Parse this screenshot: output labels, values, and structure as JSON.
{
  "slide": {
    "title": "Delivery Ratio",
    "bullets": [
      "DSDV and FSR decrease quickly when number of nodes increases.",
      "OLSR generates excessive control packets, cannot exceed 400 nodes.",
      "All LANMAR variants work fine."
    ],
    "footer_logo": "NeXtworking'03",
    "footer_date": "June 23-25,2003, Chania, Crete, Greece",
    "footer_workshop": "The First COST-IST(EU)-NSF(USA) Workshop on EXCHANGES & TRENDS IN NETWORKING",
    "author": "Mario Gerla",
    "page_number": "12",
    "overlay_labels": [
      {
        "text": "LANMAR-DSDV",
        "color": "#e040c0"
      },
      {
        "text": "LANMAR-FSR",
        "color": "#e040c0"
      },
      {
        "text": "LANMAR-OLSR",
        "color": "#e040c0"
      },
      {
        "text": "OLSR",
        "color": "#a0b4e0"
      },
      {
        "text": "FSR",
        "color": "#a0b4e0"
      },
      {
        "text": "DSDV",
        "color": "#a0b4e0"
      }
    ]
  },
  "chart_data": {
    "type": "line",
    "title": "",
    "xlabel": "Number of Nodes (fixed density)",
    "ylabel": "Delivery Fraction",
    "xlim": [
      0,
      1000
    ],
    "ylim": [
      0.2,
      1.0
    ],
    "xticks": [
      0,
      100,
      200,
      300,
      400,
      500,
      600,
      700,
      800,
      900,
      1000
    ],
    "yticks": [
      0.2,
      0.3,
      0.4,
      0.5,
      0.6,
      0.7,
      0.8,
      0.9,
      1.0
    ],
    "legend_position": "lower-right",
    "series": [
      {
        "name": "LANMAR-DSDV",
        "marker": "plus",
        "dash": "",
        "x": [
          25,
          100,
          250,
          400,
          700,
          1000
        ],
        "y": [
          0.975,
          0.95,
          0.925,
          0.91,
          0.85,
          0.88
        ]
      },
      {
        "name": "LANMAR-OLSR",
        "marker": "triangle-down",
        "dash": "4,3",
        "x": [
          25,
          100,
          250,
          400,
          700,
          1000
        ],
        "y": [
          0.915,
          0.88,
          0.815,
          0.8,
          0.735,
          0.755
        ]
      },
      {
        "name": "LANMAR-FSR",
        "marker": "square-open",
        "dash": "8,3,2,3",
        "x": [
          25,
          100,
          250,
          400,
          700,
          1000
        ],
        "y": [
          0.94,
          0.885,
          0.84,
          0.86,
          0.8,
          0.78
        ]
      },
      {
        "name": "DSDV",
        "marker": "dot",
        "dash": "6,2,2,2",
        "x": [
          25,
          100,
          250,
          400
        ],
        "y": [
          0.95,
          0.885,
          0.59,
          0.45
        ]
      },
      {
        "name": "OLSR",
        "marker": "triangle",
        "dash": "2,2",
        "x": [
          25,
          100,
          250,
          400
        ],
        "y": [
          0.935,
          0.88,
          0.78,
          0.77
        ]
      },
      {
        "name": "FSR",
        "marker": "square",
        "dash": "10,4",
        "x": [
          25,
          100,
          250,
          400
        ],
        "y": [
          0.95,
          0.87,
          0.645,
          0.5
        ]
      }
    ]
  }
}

- _STATED PROBLEM_
Copy out every line holding the string "triangle".

- _WRITTEN REPLY_
        "marker": "triangle-down",
        "marker": "triangle",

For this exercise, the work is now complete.